-- RECORDS FOR THIS TASK start --
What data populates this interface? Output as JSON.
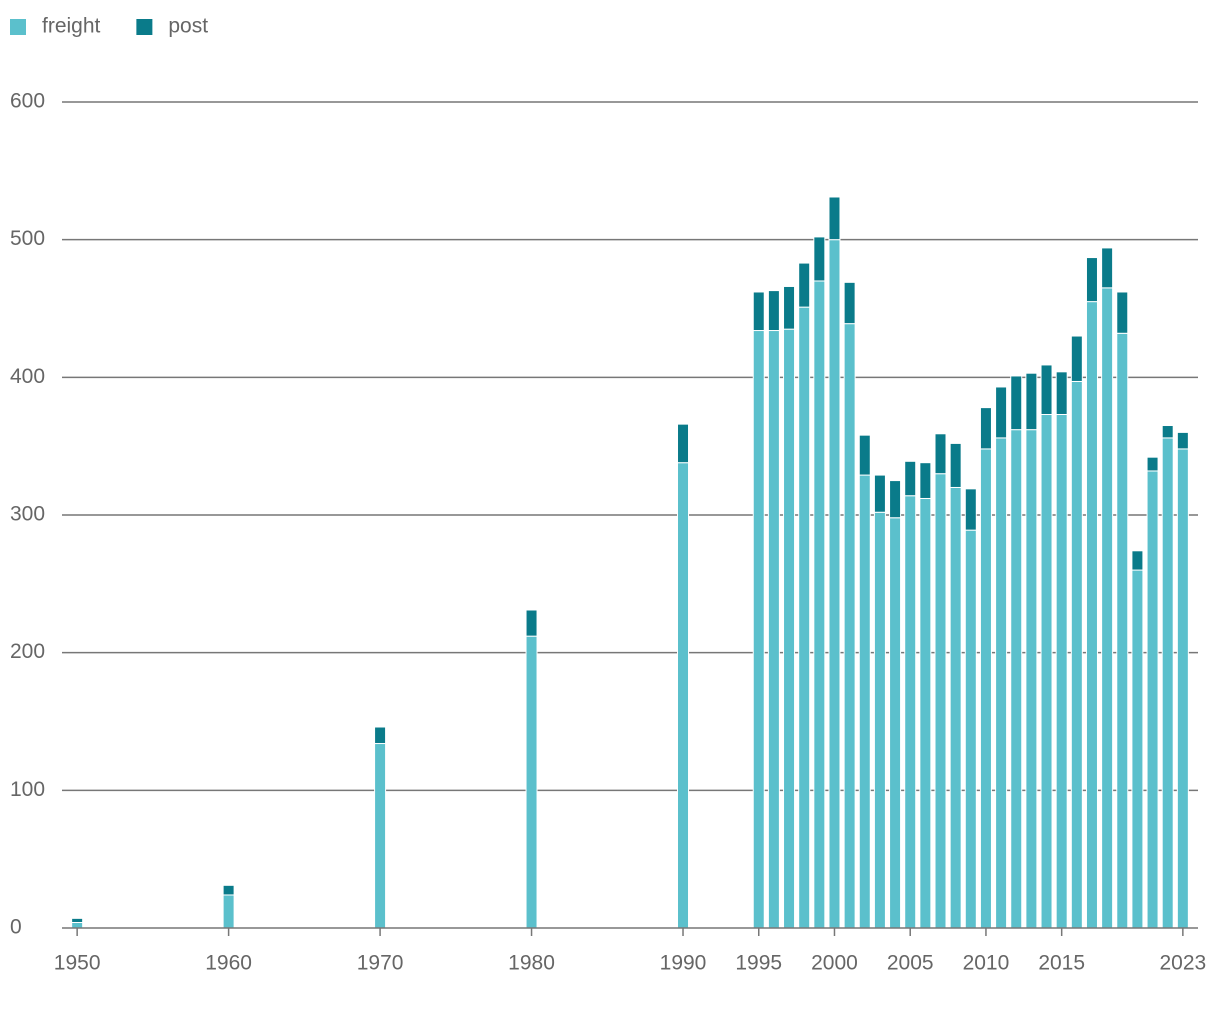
{
  "chart_data": {
    "type": "bar",
    "stacked": true,
    "x": [
      1950,
      1960,
      1970,
      1980,
      1990,
      1995,
      1996,
      1997,
      1998,
      1999,
      2000,
      2001,
      2002,
      2003,
      2004,
      2005,
      2006,
      2007,
      2008,
      2009,
      2010,
      2011,
      2012,
      2013,
      2014,
      2015,
      2016,
      2017,
      2018,
      2019,
      2020,
      2021,
      2022,
      2023
    ],
    "series": [
      {
        "name": "freight",
        "color": "#5bc0cc",
        "values": [
          4,
          24,
          134,
          212,
          338,
          434,
          434,
          435,
          451,
          470,
          500,
          439,
          329,
          302,
          298,
          314,
          312,
          330,
          320,
          289,
          348,
          356,
          362,
          362,
          373,
          373,
          397,
          455,
          465,
          432,
          260,
          332,
          356,
          348
        ]
      },
      {
        "name": "post",
        "color": "#0a7b8a",
        "values": [
          3,
          7,
          12,
          19,
          28,
          28,
          29,
          31,
          32,
          32,
          31,
          30,
          29,
          27,
          27,
          25,
          26,
          29,
          32,
          30,
          30,
          37,
          39,
          41,
          36,
          31,
          33,
          32,
          29,
          30,
          14,
          10,
          9,
          12
        ]
      }
    ],
    "xlim": [
      1949,
      2024
    ],
    "xticks": [
      1950,
      1960,
      1970,
      1980,
      1990,
      1995,
      2000,
      2005,
      2010,
      2015,
      2023
    ],
    "ylim": [
      0,
      600
    ],
    "yticks": [
      0,
      100,
      200,
      300,
      400,
      500,
      600
    ],
    "grid": true,
    "legend": "top-left"
  }
}
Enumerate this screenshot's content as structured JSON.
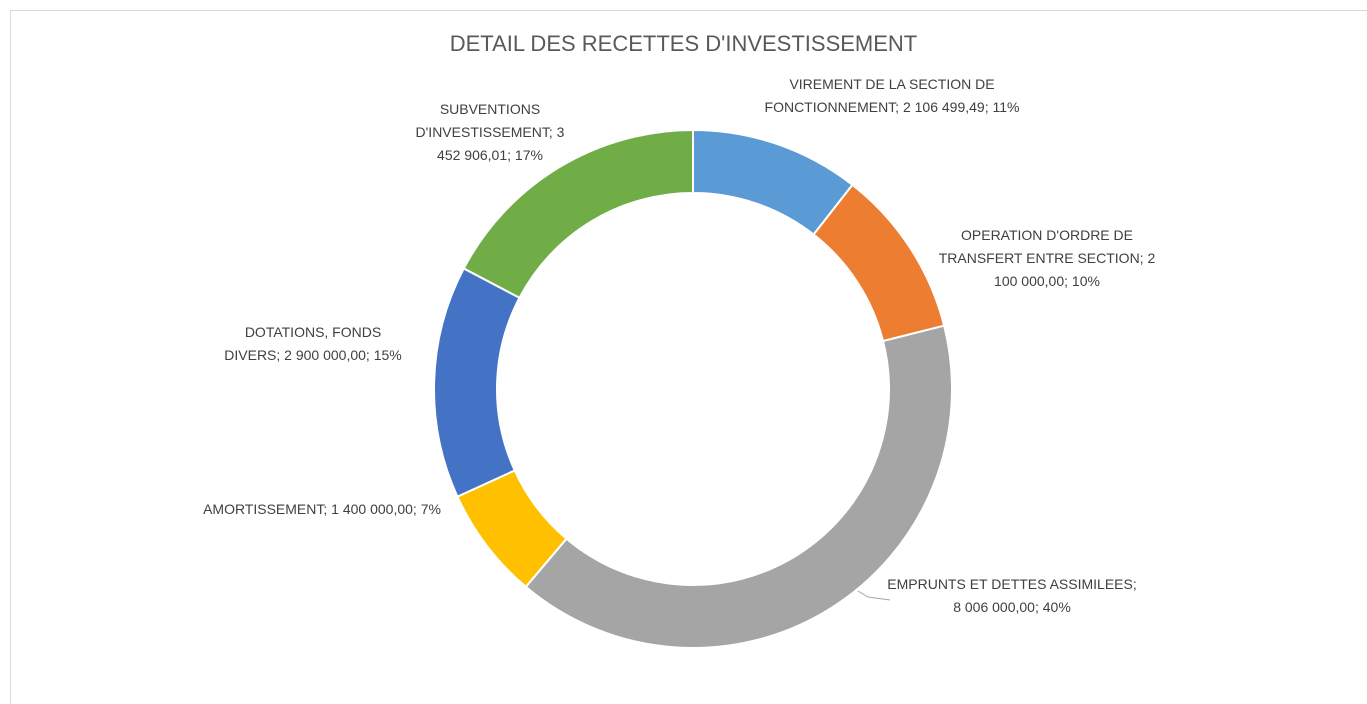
{
  "chart_data": {
    "type": "donut",
    "title": "DETAIL DES RECETTES D'INVESTISSEMENT",
    "categories": [
      "VIREMENT DE LA SECTION DE FONCTIONNEMENT;",
      "OPERATION D'ORDRE DE TRANSFERT ENTRE SECTION;",
      "EMPRUNTS ET DETTES ASSIMILEES;",
      "AMORTISSEMENT;",
      "DOTATIONS, FONDS DIVERS;",
      "SUBVENTIONS D'INVESTISSEMENT;"
    ],
    "values": [
      2106499.49,
      2100000,
      8006000,
      1400000,
      2900000,
      3452906.01
    ],
    "value_labels": [
      "2 106 499,49;",
      "2 100 000,00;",
      "8 006 000,00;",
      "1 400 000,00;",
      "2 900 000,00;",
      "3 452 906,01;"
    ],
    "percents": [
      11,
      10,
      40,
      7,
      15,
      17
    ],
    "percent_labels": [
      "11%",
      "10%",
      "40%",
      "7%",
      "15%",
      "17%"
    ],
    "colors": [
      "#5b9bd5",
      "#ed7d31",
      "#a5a5a5",
      "#ffc000",
      "#4472c4",
      "#70ad47"
    ]
  }
}
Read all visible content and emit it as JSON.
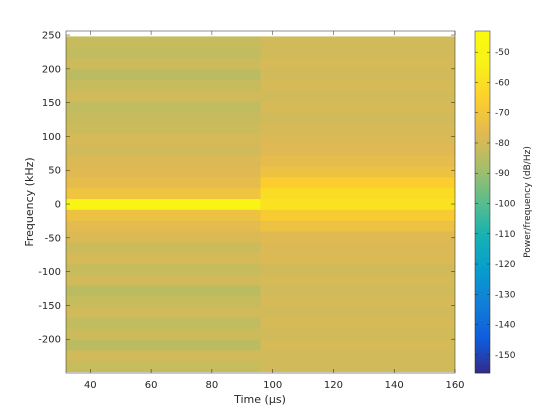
{
  "chart_data": {
    "type": "heatmap",
    "title": "",
    "xlabel": "Time (μs)",
    "ylabel": "Frequency (kHz)",
    "colorbar_label": "Power/frequency (dB/Hz)",
    "colormap": "parula",
    "xlim": [
      32,
      160
    ],
    "ylim": [
      -250,
      256
    ],
    "clim": [
      -156,
      -43
    ],
    "x_ticks": [
      40,
      60,
      80,
      100,
      120,
      140,
      160
    ],
    "y_ticks": [
      -200,
      -150,
      -100,
      -50,
      0,
      50,
      100,
      150,
      200,
      250
    ],
    "colorbar_ticks": [
      -150,
      -140,
      -130,
      -120,
      -110,
      -100,
      -90,
      -80,
      -70,
      -60,
      -50
    ],
    "time_segments": [
      {
        "x_range": [
          32,
          96
        ]
      },
      {
        "x_range": [
          96,
          160
        ]
      }
    ],
    "frequency_bins_khz": [
      -240,
      -224,
      -208,
      -192,
      -176,
      -160,
      -144,
      -128,
      -112,
      -96,
      -80,
      -64,
      -48,
      -32,
      -16,
      0,
      16,
      32,
      48,
      64,
      80,
      96,
      112,
      128,
      144,
      160,
      176,
      192,
      208,
      224,
      240
    ],
    "power_db_per_hz": [
      [
        -82,
        -80,
        -84,
        -81,
        -83,
        -80,
        -82,
        -84,
        -80,
        -82,
        -79,
        -81,
        -78,
        -76,
        -72,
        -50,
        -71,
        -75,
        -77,
        -78,
        -80,
        -79,
        -81,
        -82,
        -83,
        -80,
        -82,
        -84,
        -81,
        -83,
        -82
      ],
      [
        -80,
        -80,
        -79,
        -80,
        -79,
        -80,
        -79,
        -80,
        -79,
        -80,
        -78,
        -78,
        -77,
        -72,
        -67,
        -59,
        -61,
        -66,
        -72,
        -75,
        -77,
        -78,
        -79,
        -80,
        -79,
        -80,
        -79,
        -80,
        -79,
        -80,
        -80
      ]
    ]
  }
}
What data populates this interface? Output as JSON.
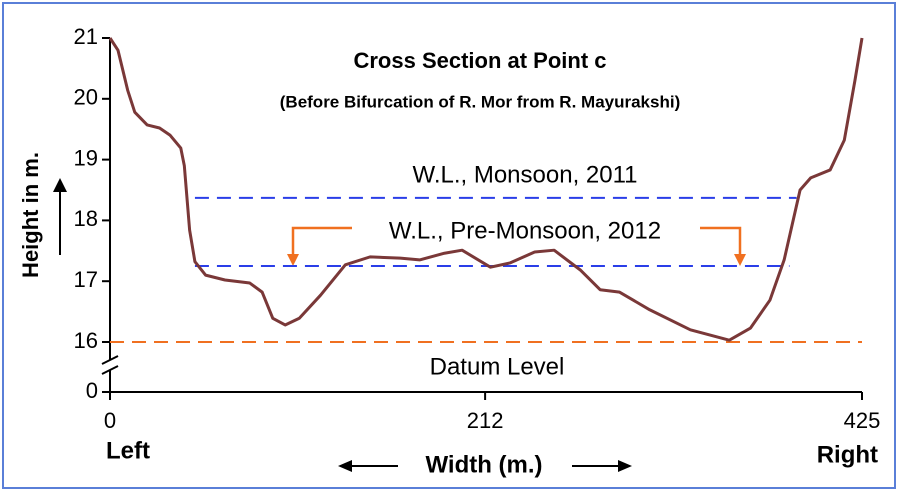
-- RECORDS FOR THIS TASK end --
> WHAT NEEDS TO BE DONE: Repeat every record above exactly, but leave out any pictures.

> CORRECT RESPONSE:
What data populates this interface? Output as JSON.
{
  "chart_data": {
    "type": "bar",
    "stacked": true,
    "x": [
      1950,
      1960,
      1970,
      1980,
      1990,
      1995,
      1996,
      1997,
      1998,
      1999,
      2000,
      2001,
      2002,
      2003,
      2004,
      2005,
      2006,
      2007,
      2008,
      2009,
      2010,
      2011,
      2012,
      2013,
      2014,
      2015,
      2016,
      2017,
      2018,
      2019,
      2020,
      2021,
      2022,
      2023
    ],
    "series": [
      {
        "name": "freight",
        "color": "#5bc0cc",
        "values": [
          4,
          24,
          134,
          212,
          338,
          434,
          434,
          435,
          451,
          470,
          500,
          439,
          329,
          302,
          298,
          314,
          312,
          330,
          320,
          289,
          348,
          356,
          362,
          362,
          373,
          373,
          397,
          455,
          465,
          432,
          260,
          332,
          356,
          348
        ]
      },
      {
        "name": "post",
        "color": "#0a7b8a",
        "values": [
          3,
          7,
          12,
          19,
          28,
          28,
          29,
          31,
          32,
          32,
          31,
          30,
          29,
          27,
          27,
          25,
          26,
          29,
          32,
          30,
          30,
          37,
          39,
          41,
          36,
          31,
          33,
          32,
          29,
          30,
          14,
          10,
          9,
          12
        ]
      }
    ],
    "xlim": [
      1949,
      2024
    ],
    "xticks": [
      1950,
      1960,
      1970,
      1980,
      1990,
      1995,
      2000,
      2005,
      2010,
      2015,
      2023
    ],
    "ylim": [
      0,
      600
    ],
    "yticks": [
      0,
      100,
      200,
      300,
      400,
      500,
      600
    ],
    "grid": true,
    "legend": "top-left"
  }
}
Enumerate this screenshot's content as structured JSON.
{
  "chart_data": {
    "type": "donut",
    "title": "DETAIL DES RECETTES D'INVESTISSEMENT",
    "categories": [
      "VIREMENT DE LA SECTION DE FONCTIONNEMENT;",
      "OPERATION D'ORDRE DE TRANSFERT ENTRE SECTION;",
      "EMPRUNTS ET DETTES ASSIMILEES;",
      "AMORTISSEMENT;",
      "DOTATIONS, FONDS DIVERS;",
      "SUBVENTIONS D'INVESTISSEMENT;"
    ],
    "values": [
      2106499.49,
      2100000,
      8006000,
      1400000,
      2900000,
      3452906.01
    ],
    "value_labels": [
      "2 106 499,49;",
      "2 100 000,00;",
      "8 006 000,00;",
      "1 400 000,00;",
      "2 900 000,00;",
      "3 452 906,01;"
    ],
    "percents": [
      11,
      10,
      40,
      7,
      15,
      17
    ],
    "percent_labels": [
      "11%",
      "10%",
      "40%",
      "7%",
      "15%",
      "17%"
    ],
    "colors": [
      "#5b9bd5",
      "#ed7d31",
      "#a5a5a5",
      "#ffc000",
      "#4472c4",
      "#70ad47"
    ]
  }
}
Read all visible content and emit it as JSON.
{
  "chart_data": {
    "type": "heatmap",
    "title": "",
    "xlabel": "Time (μs)",
    "ylabel": "Frequency (kHz)",
    "colorbar_label": "Power/frequency (dB/Hz)",
    "colormap": "parula",
    "xlim": [
      32,
      160
    ],
    "ylim": [
      -250,
      256
    ],
    "clim": [
      -156,
      -43
    ],
    "x_ticks": [
      40,
      60,
      80,
      100,
      120,
      140,
      160
    ],
    "y_ticks": [
      -200,
      -150,
      -100,
      -50,
      0,
      50,
      100,
      150,
      200,
      250
    ],
    "colorbar_ticks": [
      -150,
      -140,
      -130,
      -120,
      -110,
      -100,
      -90,
      -80,
      -70,
      -60,
      -50
    ],
    "time_segments": [
      {
        "x_range": [
          32,
          96
        ]
      },
      {
        "x_range": [
          96,
          160
        ]
      }
    ],
    "frequency_bins_khz": [
      -240,
      -224,
      -208,
      -192,
      -176,
      -160,
      -144,
      -128,
      -112,
      -96,
      -80,
      -64,
      -48,
      -32,
      -16,
      0,
      16,
      32,
      48,
      64,
      80,
      96,
      112,
      128,
      144,
      160,
      176,
      192,
      208,
      224,
      240
    ],
    "power_db_per_hz": [
      [
        -82,
        -80,
        -84,
        -81,
        -83,
        -80,
        -82,
        -84,
        -80,
        -82,
        -79,
        -81,
        -78,
        -76,
        -72,
        -50,
        -71,
        -75,
        -77,
        -78,
        -80,
        -79,
        -81,
        -82,
        -83,
        -80,
        -82,
        -84,
        -81,
        -83,
        -82
      ],
      [
        -80,
        -80,
        -79,
        -80,
        -79,
        -80,
        -79,
        -80,
        -79,
        -80,
        -78,
        -78,
        -77,
        -72,
        -67,
        -59,
        -61,
        -66,
        -72,
        -75,
        -77,
        -78,
        -79,
        -80,
        -79,
        -80,
        -79,
        -80,
        -79,
        -80,
        -80
      ]
    ]
  }
}
What data populates this interface? Output as JSON.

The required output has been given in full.